Problem details:
Across the entries below, count the lines in which the word "true" occurs. Reply with the count alone.

[Extracted records]
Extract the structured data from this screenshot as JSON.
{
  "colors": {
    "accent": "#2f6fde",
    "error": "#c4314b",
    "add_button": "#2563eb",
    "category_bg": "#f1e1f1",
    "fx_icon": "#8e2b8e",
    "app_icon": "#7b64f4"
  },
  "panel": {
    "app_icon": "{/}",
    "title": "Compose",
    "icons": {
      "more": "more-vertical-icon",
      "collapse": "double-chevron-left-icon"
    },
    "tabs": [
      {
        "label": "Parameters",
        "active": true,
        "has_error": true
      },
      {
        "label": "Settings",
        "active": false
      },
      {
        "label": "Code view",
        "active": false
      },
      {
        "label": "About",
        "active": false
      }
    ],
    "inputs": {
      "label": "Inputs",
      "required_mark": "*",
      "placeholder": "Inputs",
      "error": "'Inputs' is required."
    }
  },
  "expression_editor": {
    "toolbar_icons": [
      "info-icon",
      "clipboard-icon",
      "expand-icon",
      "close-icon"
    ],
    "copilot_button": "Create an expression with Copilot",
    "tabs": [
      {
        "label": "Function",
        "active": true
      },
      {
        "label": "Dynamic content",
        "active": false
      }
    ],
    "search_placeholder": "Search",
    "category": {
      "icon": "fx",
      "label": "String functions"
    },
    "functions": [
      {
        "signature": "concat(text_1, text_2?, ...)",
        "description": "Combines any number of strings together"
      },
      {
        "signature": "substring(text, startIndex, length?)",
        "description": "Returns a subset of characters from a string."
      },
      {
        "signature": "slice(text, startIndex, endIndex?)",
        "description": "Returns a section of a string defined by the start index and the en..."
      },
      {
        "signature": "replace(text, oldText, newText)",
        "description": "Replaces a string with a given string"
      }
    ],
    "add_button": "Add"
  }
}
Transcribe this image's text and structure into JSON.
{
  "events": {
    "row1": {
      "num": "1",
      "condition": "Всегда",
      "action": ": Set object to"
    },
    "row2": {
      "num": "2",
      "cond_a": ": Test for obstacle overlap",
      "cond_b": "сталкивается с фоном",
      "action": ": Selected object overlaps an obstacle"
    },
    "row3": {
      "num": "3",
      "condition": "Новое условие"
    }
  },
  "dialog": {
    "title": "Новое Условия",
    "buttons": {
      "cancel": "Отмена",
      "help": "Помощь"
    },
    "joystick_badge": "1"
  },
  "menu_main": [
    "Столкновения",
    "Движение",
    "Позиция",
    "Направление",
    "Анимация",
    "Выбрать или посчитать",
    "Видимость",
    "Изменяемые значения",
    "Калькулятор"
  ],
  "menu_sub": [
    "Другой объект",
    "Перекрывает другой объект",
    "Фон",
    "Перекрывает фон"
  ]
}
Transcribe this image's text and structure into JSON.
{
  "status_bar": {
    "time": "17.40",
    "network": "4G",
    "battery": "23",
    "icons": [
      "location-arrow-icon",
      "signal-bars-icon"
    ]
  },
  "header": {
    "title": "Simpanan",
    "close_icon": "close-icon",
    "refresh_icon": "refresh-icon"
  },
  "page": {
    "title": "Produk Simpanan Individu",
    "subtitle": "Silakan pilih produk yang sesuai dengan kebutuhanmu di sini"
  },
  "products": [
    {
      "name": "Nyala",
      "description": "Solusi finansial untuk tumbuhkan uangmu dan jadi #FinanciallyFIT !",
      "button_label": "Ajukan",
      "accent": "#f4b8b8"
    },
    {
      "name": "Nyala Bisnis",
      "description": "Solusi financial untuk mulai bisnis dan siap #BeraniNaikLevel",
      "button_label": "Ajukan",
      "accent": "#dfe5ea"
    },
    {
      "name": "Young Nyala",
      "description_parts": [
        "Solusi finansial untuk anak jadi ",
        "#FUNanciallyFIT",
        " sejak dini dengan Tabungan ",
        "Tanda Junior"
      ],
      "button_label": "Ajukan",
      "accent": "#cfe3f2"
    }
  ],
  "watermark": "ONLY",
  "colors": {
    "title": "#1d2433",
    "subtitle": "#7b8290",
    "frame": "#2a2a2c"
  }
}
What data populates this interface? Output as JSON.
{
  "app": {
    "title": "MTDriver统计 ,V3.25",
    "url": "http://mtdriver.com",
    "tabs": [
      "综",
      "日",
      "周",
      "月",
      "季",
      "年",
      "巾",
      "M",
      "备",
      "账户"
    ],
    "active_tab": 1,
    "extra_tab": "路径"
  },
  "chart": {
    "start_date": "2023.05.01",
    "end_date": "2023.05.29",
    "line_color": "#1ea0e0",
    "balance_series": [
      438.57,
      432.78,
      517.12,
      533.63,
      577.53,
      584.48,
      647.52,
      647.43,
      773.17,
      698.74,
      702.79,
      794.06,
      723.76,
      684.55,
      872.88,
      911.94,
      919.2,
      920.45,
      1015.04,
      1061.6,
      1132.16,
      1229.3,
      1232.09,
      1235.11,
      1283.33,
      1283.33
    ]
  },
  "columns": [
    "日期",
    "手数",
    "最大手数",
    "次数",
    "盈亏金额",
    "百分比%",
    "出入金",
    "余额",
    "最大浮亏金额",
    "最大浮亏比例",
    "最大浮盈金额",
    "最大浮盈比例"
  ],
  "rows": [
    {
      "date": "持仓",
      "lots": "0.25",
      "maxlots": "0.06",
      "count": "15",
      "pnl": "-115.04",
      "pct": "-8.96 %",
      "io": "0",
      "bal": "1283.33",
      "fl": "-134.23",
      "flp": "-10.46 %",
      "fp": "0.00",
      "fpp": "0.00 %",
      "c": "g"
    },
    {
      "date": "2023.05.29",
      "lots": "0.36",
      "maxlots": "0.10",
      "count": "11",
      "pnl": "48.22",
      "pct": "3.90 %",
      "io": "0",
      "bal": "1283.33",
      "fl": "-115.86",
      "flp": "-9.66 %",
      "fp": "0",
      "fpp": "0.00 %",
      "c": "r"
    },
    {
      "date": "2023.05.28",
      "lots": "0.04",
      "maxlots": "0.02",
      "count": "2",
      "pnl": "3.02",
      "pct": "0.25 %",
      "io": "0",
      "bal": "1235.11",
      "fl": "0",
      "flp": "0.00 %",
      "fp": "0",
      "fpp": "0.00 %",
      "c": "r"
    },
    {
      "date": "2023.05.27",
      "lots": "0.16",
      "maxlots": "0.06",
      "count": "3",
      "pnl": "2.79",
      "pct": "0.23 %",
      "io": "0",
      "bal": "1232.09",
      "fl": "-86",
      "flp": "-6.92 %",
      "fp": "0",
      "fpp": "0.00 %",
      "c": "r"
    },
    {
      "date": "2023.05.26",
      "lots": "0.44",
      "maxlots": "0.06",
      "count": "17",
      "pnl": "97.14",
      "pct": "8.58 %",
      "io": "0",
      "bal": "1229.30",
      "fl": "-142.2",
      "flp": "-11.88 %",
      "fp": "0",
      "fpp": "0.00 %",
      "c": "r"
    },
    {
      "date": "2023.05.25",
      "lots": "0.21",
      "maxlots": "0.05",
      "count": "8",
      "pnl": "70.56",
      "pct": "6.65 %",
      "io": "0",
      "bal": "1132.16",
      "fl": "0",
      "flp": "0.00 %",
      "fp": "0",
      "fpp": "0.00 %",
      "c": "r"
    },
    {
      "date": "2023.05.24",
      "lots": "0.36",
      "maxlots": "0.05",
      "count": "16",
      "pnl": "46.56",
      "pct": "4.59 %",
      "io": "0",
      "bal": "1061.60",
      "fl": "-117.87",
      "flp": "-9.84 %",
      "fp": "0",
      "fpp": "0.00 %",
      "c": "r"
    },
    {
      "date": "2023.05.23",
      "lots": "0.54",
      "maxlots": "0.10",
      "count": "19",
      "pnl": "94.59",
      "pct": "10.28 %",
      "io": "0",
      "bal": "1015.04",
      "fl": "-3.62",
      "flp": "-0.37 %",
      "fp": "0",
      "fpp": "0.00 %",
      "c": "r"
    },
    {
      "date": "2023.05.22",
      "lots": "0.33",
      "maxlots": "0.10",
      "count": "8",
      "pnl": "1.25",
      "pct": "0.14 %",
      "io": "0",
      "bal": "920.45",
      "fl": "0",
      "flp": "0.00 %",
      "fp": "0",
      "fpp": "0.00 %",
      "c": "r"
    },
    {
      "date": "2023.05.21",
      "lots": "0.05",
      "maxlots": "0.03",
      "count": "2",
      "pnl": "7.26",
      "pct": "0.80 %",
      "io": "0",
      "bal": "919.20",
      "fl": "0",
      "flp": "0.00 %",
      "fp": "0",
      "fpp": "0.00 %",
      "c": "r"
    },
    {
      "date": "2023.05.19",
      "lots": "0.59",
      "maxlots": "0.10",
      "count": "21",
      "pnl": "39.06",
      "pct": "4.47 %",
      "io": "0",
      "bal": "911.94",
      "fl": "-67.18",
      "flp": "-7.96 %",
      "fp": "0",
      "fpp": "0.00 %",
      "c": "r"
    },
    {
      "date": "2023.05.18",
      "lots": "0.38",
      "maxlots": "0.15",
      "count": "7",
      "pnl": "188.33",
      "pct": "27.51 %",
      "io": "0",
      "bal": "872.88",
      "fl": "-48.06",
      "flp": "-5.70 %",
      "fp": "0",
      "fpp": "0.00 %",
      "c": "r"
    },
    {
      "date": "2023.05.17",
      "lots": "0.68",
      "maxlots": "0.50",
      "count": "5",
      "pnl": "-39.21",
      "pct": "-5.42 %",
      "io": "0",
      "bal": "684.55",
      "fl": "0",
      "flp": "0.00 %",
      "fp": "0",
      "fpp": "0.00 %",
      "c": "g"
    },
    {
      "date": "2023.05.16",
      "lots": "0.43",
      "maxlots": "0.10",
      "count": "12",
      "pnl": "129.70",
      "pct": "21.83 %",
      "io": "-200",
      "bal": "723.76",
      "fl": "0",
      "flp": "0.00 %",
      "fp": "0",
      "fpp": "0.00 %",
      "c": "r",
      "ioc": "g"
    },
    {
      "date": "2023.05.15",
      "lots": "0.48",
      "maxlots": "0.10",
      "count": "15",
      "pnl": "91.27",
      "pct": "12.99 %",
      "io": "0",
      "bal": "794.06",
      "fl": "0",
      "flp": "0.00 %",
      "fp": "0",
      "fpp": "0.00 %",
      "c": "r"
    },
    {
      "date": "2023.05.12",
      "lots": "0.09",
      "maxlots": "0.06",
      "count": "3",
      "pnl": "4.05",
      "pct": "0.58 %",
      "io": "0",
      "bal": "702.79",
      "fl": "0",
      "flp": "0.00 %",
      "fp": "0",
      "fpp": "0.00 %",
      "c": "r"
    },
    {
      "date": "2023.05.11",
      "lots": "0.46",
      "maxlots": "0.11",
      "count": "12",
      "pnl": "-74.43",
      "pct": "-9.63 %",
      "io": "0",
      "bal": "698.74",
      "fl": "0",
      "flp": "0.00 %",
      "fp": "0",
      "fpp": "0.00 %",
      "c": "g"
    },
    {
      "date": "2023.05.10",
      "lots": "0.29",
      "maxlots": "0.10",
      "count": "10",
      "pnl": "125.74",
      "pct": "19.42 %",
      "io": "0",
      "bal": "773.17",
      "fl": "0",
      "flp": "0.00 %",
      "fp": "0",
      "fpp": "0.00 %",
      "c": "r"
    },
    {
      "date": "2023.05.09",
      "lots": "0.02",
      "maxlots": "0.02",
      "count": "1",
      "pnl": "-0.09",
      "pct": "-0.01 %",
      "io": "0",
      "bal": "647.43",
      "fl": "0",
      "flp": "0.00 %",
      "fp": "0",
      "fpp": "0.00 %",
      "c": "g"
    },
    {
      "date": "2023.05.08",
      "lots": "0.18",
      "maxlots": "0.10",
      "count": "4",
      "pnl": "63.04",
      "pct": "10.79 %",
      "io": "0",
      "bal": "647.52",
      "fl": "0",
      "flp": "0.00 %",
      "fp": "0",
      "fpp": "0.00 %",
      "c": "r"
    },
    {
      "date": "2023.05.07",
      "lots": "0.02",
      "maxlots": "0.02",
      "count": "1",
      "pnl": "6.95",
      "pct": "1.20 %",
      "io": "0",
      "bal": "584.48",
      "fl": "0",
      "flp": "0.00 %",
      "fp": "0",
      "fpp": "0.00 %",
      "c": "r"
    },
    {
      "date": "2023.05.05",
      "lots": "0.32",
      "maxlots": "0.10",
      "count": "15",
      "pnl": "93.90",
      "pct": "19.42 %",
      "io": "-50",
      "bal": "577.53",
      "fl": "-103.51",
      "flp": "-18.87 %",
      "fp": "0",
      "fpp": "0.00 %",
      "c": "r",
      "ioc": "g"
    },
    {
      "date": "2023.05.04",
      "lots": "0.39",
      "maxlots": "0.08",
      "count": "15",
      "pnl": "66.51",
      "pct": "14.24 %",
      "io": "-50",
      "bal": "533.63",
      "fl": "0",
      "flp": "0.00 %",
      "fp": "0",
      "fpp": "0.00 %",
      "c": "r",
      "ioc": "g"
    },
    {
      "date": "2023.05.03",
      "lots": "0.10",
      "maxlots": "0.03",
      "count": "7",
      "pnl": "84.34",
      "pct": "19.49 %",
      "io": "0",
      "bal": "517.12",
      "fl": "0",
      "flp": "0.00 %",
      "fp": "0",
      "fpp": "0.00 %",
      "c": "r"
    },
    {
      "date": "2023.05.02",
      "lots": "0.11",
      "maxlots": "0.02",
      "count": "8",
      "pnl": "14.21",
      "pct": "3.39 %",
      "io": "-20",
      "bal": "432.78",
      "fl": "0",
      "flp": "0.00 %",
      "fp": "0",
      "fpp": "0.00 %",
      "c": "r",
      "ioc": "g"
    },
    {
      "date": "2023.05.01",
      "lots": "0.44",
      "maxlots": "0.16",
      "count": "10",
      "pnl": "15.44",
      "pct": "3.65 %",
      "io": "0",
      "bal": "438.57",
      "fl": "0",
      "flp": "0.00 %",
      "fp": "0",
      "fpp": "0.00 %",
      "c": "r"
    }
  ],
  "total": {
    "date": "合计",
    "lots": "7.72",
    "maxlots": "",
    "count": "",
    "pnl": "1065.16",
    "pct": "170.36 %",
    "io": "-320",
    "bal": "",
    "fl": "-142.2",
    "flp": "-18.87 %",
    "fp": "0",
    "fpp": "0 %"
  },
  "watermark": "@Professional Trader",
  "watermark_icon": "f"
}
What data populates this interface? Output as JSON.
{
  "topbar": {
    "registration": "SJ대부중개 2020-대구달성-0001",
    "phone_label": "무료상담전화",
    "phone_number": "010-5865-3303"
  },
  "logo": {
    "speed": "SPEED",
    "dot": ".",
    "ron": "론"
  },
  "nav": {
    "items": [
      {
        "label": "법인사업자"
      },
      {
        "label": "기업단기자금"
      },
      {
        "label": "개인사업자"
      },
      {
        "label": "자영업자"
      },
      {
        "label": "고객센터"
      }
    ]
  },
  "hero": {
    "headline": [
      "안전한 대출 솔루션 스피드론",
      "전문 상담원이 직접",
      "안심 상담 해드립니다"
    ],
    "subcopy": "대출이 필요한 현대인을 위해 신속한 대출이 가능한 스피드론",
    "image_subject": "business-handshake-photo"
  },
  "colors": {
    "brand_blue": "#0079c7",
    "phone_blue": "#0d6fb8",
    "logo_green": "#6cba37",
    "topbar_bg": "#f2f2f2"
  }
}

Task output:
3